## start

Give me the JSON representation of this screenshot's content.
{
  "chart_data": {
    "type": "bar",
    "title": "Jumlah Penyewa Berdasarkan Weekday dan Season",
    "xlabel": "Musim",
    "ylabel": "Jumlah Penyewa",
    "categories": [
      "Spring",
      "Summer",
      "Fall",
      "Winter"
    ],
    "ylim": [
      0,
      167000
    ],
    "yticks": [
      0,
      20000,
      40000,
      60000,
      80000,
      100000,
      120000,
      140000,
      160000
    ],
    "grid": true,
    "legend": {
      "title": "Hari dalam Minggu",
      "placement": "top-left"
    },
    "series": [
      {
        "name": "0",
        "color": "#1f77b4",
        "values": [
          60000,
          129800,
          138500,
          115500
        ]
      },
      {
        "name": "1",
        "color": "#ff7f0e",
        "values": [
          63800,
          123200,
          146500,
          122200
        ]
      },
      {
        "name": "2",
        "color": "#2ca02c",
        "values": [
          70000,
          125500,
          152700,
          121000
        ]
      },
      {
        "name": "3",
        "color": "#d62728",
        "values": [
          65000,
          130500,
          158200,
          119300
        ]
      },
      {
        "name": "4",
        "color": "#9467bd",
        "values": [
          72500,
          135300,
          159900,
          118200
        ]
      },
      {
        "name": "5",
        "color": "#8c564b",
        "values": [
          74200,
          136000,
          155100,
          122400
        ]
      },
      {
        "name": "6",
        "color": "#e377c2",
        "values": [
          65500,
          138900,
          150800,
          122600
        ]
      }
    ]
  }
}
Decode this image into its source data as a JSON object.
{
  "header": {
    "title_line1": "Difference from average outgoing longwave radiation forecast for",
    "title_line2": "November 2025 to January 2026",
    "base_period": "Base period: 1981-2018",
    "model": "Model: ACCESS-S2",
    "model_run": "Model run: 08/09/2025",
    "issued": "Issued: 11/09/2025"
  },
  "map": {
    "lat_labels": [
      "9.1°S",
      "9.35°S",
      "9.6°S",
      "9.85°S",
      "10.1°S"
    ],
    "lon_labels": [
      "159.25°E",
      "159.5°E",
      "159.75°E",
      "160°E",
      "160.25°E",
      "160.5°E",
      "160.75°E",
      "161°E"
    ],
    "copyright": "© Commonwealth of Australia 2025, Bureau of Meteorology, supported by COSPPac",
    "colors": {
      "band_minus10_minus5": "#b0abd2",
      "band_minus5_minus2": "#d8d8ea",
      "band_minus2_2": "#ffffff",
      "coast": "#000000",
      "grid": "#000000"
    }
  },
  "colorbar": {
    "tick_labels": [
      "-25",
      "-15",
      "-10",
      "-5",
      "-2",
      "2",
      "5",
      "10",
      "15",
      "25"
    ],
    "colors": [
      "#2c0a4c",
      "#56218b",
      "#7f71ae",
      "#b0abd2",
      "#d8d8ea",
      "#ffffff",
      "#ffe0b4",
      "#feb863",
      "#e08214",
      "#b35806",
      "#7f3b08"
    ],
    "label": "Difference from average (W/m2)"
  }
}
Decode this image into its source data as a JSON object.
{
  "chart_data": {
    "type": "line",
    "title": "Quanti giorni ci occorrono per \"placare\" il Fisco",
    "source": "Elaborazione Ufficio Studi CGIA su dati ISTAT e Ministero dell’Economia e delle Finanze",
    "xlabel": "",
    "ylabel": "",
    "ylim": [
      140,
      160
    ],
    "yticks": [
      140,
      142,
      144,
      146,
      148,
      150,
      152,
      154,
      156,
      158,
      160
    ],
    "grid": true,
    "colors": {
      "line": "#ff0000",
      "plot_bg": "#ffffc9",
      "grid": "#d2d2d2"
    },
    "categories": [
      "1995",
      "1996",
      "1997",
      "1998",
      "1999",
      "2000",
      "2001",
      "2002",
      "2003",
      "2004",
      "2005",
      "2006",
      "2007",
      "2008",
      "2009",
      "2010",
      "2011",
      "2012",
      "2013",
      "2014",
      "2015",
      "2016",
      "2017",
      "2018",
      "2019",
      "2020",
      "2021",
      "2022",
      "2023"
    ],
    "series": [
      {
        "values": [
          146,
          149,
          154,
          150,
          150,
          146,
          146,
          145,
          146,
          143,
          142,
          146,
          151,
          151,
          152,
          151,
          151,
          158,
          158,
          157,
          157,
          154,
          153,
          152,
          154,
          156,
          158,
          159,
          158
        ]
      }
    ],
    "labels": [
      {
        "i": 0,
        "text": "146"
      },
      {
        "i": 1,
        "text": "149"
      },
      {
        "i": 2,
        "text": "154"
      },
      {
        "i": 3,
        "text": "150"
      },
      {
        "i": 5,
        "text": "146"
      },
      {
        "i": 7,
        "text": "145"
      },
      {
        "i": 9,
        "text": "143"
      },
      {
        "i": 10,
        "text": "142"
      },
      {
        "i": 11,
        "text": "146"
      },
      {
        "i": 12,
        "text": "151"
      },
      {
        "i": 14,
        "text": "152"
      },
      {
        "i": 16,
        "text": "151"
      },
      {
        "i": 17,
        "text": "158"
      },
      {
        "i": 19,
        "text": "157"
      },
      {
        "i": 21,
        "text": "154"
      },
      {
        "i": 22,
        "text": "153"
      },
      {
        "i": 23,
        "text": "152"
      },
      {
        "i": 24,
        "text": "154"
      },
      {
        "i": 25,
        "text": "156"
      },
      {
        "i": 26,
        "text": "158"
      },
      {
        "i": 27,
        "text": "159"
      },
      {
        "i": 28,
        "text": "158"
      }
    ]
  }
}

## end

SET PROBLEM: Where a line of the material above holds the string "Jumlah", copy that line.

RESPONSE TO THIS EXERCISE:
    "title": "Jumlah Penyewa Berdasarkan Weekday dan Season",
    "ylabel": "Jumlah Penyewa",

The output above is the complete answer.